Stated exercise =
Extract each line from the entries below that has the string "Analysis" in it.
— Start Material provided —
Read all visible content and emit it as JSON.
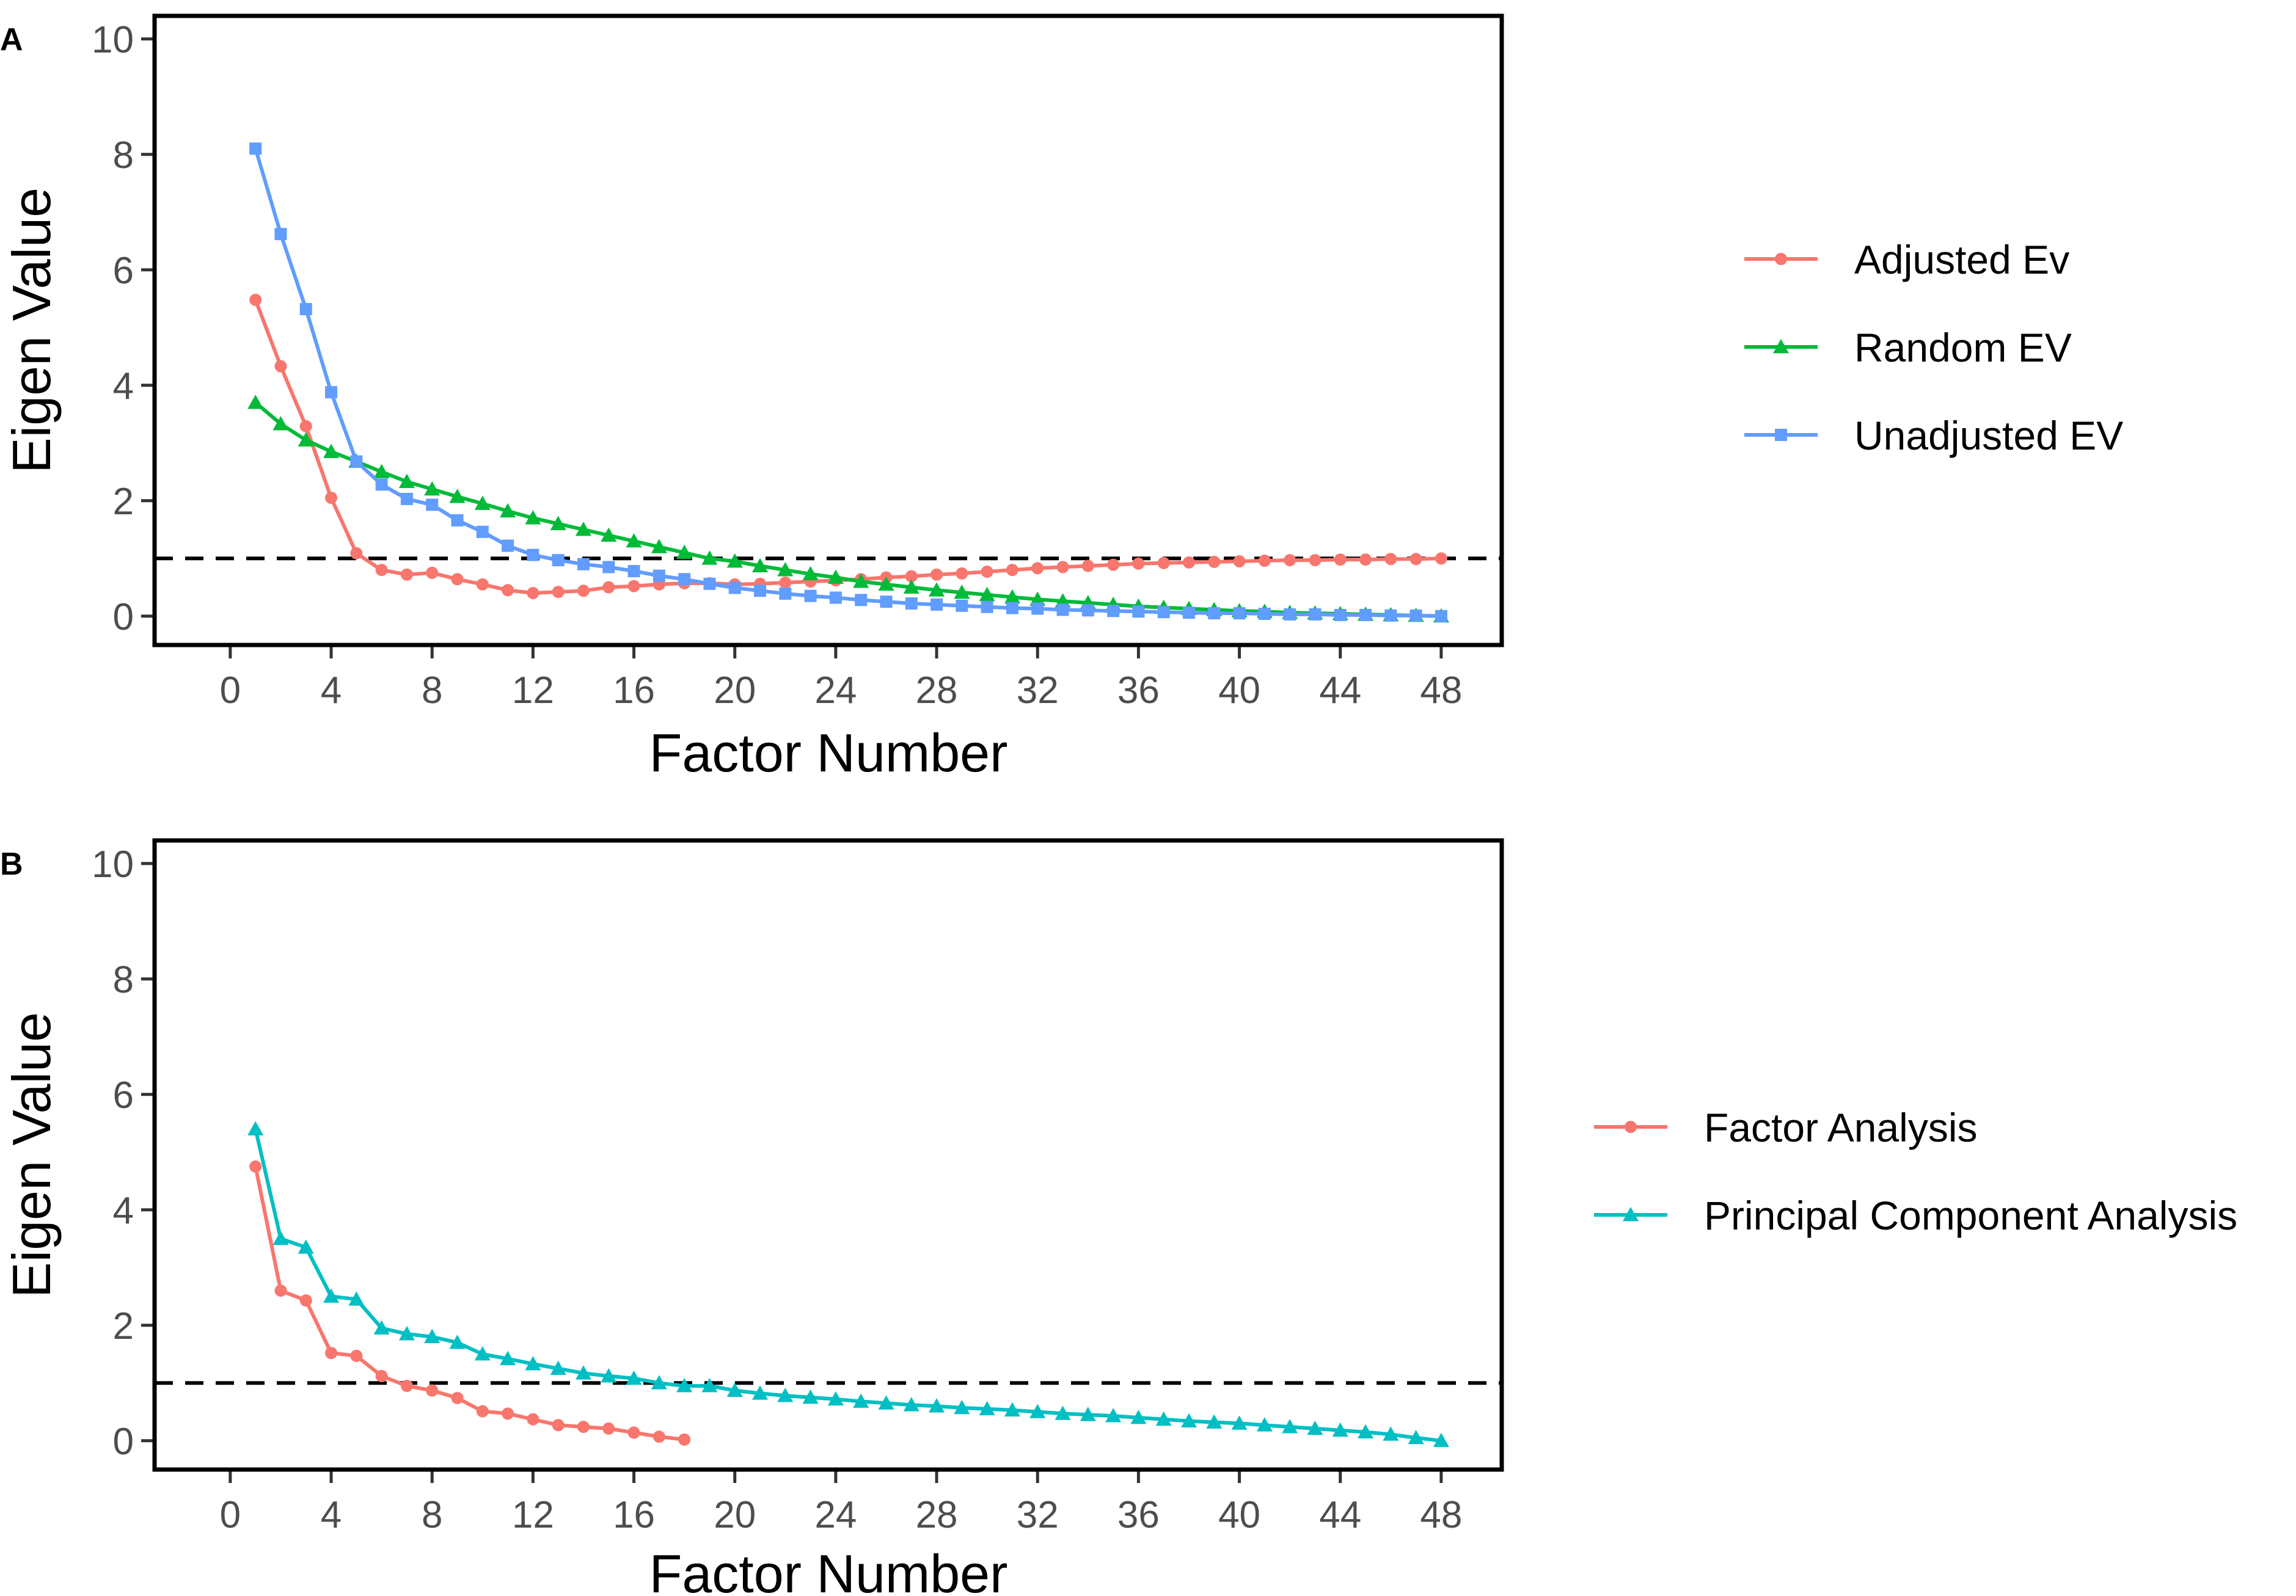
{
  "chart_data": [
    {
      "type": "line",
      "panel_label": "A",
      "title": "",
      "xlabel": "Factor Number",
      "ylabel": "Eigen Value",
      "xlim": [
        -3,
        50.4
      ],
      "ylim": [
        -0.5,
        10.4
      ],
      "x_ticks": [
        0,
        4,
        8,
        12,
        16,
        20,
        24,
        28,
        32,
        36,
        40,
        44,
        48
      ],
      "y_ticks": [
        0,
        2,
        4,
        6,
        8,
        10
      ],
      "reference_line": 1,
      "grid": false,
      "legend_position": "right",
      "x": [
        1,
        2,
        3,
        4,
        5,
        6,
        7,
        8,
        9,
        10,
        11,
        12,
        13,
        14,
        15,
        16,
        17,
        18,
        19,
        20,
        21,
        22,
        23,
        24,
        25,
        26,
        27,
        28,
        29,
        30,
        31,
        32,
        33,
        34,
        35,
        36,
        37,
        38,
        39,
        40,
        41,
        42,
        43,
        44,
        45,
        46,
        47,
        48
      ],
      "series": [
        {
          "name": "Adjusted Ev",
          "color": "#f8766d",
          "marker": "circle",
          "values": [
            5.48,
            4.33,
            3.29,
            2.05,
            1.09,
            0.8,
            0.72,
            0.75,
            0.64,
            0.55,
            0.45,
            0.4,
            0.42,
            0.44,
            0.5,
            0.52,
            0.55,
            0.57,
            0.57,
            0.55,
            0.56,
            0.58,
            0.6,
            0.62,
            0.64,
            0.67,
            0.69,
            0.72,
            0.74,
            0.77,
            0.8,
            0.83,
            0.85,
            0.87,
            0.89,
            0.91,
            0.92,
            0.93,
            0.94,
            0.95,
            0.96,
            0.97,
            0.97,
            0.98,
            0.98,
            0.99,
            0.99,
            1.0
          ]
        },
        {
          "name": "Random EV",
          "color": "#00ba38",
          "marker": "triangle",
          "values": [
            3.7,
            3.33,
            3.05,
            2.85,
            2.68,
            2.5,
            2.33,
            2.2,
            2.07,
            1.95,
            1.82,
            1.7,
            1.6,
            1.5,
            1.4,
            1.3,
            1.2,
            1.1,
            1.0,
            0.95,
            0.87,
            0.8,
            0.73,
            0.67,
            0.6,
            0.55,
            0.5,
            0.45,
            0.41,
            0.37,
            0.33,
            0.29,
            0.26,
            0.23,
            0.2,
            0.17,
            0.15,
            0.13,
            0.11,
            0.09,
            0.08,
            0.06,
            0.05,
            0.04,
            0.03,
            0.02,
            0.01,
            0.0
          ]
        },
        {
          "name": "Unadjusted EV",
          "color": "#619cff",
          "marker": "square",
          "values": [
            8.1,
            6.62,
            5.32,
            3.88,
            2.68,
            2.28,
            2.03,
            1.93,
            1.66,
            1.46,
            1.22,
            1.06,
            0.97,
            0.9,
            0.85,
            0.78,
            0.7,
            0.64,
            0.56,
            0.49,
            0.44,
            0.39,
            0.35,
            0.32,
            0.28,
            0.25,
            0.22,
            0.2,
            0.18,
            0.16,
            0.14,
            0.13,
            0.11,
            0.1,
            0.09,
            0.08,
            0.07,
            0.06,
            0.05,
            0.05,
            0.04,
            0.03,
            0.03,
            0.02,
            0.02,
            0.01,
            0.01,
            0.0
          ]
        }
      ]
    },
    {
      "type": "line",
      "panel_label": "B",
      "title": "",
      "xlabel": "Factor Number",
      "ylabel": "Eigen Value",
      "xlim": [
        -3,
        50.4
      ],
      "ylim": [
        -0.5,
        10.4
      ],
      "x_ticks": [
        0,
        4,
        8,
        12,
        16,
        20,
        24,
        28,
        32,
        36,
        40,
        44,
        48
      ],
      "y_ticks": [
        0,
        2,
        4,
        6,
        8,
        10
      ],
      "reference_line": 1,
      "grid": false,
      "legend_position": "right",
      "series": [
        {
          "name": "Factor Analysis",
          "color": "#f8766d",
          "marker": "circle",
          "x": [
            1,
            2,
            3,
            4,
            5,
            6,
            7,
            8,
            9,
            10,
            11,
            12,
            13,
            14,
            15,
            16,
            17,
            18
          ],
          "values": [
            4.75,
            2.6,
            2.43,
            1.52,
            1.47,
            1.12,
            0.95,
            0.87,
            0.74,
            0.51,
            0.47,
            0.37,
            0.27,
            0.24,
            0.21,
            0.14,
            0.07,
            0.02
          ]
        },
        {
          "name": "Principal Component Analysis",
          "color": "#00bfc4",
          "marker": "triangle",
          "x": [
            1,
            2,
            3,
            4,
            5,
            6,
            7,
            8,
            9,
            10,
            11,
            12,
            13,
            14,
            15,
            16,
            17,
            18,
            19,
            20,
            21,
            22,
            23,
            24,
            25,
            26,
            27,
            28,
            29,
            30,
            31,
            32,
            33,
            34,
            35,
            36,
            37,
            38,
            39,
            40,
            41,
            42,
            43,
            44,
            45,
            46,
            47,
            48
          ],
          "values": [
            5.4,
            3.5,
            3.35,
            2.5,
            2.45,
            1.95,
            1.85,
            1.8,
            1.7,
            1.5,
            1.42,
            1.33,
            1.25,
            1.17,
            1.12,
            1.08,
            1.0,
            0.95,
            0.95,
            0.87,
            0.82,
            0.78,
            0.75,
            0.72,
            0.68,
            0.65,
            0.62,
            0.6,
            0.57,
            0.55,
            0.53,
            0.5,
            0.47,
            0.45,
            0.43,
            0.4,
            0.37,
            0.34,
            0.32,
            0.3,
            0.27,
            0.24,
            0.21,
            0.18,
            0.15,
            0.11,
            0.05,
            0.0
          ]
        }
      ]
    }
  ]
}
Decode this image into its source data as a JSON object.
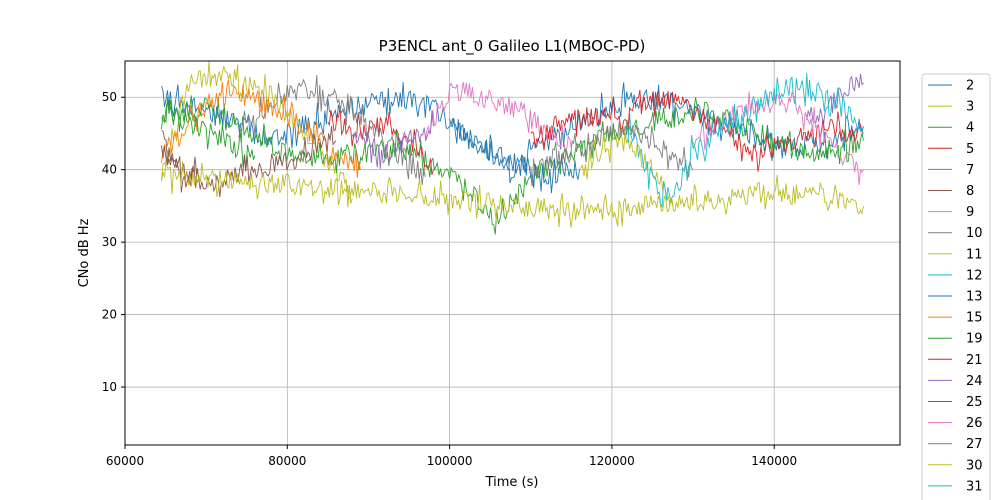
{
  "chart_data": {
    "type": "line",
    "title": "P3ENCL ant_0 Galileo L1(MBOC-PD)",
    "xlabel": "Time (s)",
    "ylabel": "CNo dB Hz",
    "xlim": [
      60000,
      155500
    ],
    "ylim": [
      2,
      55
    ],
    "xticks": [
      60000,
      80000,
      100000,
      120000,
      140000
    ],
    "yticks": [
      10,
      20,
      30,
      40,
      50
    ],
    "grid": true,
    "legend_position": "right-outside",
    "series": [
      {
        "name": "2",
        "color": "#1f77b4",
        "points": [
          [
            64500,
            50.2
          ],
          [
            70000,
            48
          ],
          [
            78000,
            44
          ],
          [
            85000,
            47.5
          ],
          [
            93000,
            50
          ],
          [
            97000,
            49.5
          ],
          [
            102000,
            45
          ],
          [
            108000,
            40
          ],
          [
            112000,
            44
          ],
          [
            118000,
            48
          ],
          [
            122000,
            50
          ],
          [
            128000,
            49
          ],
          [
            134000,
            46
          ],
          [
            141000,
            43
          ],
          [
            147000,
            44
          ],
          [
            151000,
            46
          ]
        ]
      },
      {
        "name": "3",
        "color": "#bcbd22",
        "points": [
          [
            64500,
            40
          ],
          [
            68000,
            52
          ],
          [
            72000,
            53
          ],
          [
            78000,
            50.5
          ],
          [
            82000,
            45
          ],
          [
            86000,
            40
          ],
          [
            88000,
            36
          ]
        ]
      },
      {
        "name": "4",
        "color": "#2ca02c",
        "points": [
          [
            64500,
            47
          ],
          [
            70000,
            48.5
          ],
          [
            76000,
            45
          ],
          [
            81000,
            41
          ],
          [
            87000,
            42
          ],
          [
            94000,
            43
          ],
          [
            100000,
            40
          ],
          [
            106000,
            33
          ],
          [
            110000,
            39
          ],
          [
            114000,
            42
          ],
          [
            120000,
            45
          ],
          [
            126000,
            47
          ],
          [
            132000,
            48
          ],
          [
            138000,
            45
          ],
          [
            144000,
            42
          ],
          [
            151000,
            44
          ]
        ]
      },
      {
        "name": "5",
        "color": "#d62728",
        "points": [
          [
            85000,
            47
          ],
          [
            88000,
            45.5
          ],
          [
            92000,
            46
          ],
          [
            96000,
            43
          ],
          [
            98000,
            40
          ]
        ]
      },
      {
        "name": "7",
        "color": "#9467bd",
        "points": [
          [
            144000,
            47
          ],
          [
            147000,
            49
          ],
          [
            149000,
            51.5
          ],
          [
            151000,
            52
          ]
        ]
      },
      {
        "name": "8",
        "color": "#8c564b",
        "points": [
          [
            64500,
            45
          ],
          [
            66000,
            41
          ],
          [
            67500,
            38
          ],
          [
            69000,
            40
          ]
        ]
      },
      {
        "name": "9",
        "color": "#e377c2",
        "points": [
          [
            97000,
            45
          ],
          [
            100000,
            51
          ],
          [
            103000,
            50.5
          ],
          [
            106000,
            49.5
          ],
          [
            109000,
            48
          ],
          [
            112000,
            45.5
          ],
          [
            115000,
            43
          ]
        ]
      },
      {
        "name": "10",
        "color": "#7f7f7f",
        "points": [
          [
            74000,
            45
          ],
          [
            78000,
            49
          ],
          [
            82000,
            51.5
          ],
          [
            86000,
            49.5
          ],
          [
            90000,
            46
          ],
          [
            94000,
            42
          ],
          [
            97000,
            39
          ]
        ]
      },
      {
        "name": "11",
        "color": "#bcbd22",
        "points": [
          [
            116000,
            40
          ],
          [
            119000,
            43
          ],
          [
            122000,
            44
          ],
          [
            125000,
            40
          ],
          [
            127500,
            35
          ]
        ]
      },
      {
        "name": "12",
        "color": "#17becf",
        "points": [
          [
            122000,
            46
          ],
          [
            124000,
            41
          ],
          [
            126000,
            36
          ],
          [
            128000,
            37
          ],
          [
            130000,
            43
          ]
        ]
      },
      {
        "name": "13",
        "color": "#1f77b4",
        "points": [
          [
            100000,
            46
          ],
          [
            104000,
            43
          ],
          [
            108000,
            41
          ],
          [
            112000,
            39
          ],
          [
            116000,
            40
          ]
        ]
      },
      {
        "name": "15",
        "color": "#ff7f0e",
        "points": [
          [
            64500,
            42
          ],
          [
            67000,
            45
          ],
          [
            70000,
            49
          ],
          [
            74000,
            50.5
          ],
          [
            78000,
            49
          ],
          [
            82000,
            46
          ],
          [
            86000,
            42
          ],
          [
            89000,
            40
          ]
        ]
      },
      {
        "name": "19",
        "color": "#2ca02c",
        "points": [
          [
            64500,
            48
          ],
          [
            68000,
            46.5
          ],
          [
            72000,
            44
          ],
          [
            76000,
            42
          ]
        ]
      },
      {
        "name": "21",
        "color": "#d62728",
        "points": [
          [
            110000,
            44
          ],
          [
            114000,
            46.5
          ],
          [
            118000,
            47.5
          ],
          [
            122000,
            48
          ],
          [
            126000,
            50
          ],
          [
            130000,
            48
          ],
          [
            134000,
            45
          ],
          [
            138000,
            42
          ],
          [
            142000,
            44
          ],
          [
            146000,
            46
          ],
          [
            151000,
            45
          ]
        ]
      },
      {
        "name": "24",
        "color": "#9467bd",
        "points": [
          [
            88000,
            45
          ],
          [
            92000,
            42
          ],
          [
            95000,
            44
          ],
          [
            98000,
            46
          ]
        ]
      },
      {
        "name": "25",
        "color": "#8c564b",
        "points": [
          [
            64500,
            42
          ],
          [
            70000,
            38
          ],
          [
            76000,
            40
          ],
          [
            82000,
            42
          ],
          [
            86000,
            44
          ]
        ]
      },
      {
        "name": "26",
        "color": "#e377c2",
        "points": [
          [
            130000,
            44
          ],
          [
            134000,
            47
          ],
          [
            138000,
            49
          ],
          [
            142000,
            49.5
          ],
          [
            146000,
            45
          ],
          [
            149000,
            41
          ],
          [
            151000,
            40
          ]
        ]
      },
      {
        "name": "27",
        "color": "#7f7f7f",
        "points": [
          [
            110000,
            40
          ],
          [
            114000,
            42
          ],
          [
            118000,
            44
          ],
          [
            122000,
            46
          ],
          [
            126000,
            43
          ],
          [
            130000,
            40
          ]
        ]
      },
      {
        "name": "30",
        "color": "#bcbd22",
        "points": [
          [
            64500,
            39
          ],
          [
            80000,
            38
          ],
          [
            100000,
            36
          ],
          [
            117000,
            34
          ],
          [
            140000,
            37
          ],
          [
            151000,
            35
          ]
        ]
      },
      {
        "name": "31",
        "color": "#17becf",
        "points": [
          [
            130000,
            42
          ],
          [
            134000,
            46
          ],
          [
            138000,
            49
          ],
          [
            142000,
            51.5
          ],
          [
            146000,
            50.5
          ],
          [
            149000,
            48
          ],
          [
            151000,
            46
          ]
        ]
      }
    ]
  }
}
— End Material provided —
Exercise response =
          "name": "Factor Analysis",
          "name": "Principal Component Analysis",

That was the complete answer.